╭──
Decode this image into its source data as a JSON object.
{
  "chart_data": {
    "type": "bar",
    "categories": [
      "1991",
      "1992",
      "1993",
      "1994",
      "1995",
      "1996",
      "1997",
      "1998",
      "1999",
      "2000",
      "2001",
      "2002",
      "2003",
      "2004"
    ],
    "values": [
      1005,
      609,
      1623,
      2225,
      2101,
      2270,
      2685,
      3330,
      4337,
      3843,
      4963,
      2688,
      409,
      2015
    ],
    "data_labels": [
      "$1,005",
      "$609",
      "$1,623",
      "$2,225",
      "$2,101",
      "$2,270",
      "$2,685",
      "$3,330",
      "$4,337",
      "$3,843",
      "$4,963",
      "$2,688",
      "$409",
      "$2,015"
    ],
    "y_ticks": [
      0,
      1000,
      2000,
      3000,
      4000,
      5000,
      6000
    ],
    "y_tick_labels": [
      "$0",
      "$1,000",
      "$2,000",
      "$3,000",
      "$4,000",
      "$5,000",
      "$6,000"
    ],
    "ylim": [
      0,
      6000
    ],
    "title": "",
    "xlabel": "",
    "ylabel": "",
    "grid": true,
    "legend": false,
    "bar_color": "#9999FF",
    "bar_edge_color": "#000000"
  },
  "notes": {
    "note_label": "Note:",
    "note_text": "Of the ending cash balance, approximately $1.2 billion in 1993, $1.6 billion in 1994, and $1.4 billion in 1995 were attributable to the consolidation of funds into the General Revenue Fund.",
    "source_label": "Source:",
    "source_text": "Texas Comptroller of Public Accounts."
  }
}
╰──
### Exercise:
Output the records exactly, including every line.

### Complete output:
Decode this image into its source data as a JSON object.
{
  "chart_data": {
    "type": "bar",
    "categories": [
      "1991",
      "1992",
      "1993",
      "1994",
      "1995",
      "1996",
      "1997",
      "1998",
      "1999",
      "2000",
      "2001",
      "2002",
      "2003",
      "2004"
    ],
    "values": [
      1005,
      609,
      1623,
      2225,
      2101,
      2270,
      2685,
      3330,
      4337,
      3843,
      4963,
      2688,
      409,
      2015
    ],
    "data_labels": [
      "$1,005",
      "$609",
      "$1,623",
      "$2,225",
      "$2,101",
      "$2,270",
      "$2,685",
      "$3,330",
      "$4,337",
      "$3,843",
      "$4,963",
      "$2,688",
      "$409",
      "$2,015"
    ],
    "y_ticks": [
      0,
      1000,
      2000,
      3000,
      4000,
      5000,
      6000
    ],
    "y_tick_labels": [
      "$0",
      "$1,000",
      "$2,000",
      "$3,000",
      "$4,000",
      "$5,000",
      "$6,000"
    ],
    "ylim": [
      0,
      6000
    ],
    "title": "",
    "xlabel": "",
    "ylabel": "",
    "grid": true,
    "legend": false,
    "bar_color": "#9999FF",
    "bar_edge_color": "#000000"
  },
  "notes": {
    "note_label": "Note:",
    "note_text": "Of the ending cash balance, approximately $1.2 billion in 1993, $1.6 billion in 1994, and $1.4 billion in 1995 were attributable to the consolidation of funds into the General Revenue Fund.",
    "source_label": "Source:",
    "source_text": "Texas Comptroller of Public Accounts."
  }
}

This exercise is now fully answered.